• **WHAT YOU NEED TO DO**
Can the data below be echoed back word for word?
+++
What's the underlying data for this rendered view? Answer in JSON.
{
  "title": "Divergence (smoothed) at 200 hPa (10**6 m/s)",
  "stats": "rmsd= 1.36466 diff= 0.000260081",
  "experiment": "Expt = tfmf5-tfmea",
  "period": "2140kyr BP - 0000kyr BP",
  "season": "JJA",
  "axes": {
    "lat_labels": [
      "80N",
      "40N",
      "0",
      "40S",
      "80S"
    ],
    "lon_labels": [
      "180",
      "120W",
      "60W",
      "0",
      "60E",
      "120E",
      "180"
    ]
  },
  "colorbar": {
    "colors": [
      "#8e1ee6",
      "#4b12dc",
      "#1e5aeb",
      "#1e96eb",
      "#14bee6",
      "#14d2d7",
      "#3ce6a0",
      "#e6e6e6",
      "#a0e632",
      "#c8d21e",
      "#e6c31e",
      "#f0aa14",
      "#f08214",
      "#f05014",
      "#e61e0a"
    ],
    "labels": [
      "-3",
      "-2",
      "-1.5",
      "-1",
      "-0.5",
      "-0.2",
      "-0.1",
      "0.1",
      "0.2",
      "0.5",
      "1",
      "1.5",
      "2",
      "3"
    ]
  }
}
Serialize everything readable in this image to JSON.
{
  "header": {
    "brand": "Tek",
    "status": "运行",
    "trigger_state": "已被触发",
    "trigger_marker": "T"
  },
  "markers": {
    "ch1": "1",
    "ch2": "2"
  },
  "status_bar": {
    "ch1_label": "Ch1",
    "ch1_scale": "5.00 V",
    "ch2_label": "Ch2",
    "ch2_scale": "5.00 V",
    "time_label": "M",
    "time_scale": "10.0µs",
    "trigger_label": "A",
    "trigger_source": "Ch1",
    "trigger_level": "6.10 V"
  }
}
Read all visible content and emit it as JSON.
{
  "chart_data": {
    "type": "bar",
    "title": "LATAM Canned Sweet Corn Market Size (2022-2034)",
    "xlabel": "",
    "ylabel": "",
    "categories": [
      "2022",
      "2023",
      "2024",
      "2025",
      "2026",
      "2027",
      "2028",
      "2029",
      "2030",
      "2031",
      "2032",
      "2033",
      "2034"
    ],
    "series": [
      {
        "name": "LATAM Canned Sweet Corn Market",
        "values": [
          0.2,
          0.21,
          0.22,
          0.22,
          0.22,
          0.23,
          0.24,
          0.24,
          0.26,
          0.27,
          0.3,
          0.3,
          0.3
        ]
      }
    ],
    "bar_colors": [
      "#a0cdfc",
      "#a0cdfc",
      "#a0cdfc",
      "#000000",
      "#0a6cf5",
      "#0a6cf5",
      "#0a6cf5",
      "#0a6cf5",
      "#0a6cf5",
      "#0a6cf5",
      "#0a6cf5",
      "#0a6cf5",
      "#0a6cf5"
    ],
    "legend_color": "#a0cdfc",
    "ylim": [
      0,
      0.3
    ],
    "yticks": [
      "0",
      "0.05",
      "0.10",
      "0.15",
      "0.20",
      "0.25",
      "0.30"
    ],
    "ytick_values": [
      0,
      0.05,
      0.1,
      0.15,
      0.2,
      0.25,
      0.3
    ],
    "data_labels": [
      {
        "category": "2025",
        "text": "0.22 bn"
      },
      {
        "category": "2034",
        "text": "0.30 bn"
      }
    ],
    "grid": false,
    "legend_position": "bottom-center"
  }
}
+++
• **REPLY TO THE TASK**
What's the underlying data for this rendered view? Answer in JSON.
{
  "title": "Divergence (smoothed) at 200 hPa (10**6 m/s)",
  "stats": "rmsd= 1.36466 diff= 0.000260081",
  "experiment": "Expt = tfmf5-tfmea",
  "period": "2140kyr BP - 0000kyr BP",
  "season": "JJA",
  "axes": {
    "lat_labels": [
      "80N",
      "40N",
      "0",
      "40S",
      "80S"
    ],
    "lon_labels": [
      "180",
      "120W",
      "60W",
      "0",
      "60E",
      "120E",
      "180"
    ]
  },
  "colorbar": {
    "colors": [
      "#8e1ee6",
      "#4b12dc",
      "#1e5aeb",
      "#1e96eb",
      "#14bee6",
      "#14d2d7",
      "#3ce6a0",
      "#e6e6e6",
      "#a0e632",
      "#c8d21e",
      "#e6c31e",
      "#f0aa14",
      "#f08214",
      "#f05014",
      "#e61e0a"
    ],
    "labels": [
      "-3",
      "-2",
      "-1.5",
      "-1",
      "-0.5",
      "-0.2",
      "-0.1",
      "0.1",
      "0.2",
      "0.5",
      "1",
      "1.5",
      "2",
      "3"
    ]
  }
}
Serialize everything readable in this image to JSON.
{
  "header": {
    "brand": "Tek",
    "status": "运行",
    "trigger_state": "已被触发",
    "trigger_marker": "T"
  },
  "markers": {
    "ch1": "1",
    "ch2": "2"
  },
  "status_bar": {
    "ch1_label": "Ch1",
    "ch1_scale": "5.00 V",
    "ch2_label": "Ch2",
    "ch2_scale": "5.00 V",
    "time_label": "M",
    "time_scale": "10.0µs",
    "trigger_label": "A",
    "trigger_source": "Ch1",
    "trigger_level": "6.10 V"
  }
}
Read all visible content and emit it as JSON.
{
  "chart_data": {
    "type": "bar",
    "title": "LATAM Canned Sweet Corn Market Size (2022-2034)",
    "xlabel": "",
    "ylabel": "",
    "categories": [
      "2022",
      "2023",
      "2024",
      "2025",
      "2026",
      "2027",
      "2028",
      "2029",
      "2030",
      "2031",
      "2032",
      "2033",
      "2034"
    ],
    "series": [
      {
        "name": "LATAM Canned Sweet Corn Market",
        "values": [
          0.2,
          0.21,
          0.22,
          0.22,
          0.22,
          0.23,
          0.24,
          0.24,
          0.26,
          0.27,
          0.3,
          0.3,
          0.3
        ]
      }
    ],
    "bar_colors": [
      "#a0cdfc",
      "#a0cdfc",
      "#a0cdfc",
      "#000000",
      "#0a6cf5",
      "#0a6cf5",
      "#0a6cf5",
      "#0a6cf5",
      "#0a6cf5",
      "#0a6cf5",
      "#0a6cf5",
      "#0a6cf5",
      "#0a6cf5"
    ],
    "legend_color": "#a0cdfc",
    "ylim": [
      0,
      0.3
    ],
    "yticks": [
      "0",
      "0.05",
      "0.10",
      "0.15",
      "0.20",
      "0.25",
      "0.30"
    ],
    "ytick_values": [
      0,
      0.05,
      0.1,
      0.15,
      0.2,
      0.25,
      0.3
    ],
    "data_labels": [
      {
        "category": "2025",
        "text": "0.22 bn"
      },
      {
        "category": "2034",
        "text": "0.30 bn"
      }
    ],
    "grid": false,
    "legend_position": "bottom-center"
  }
}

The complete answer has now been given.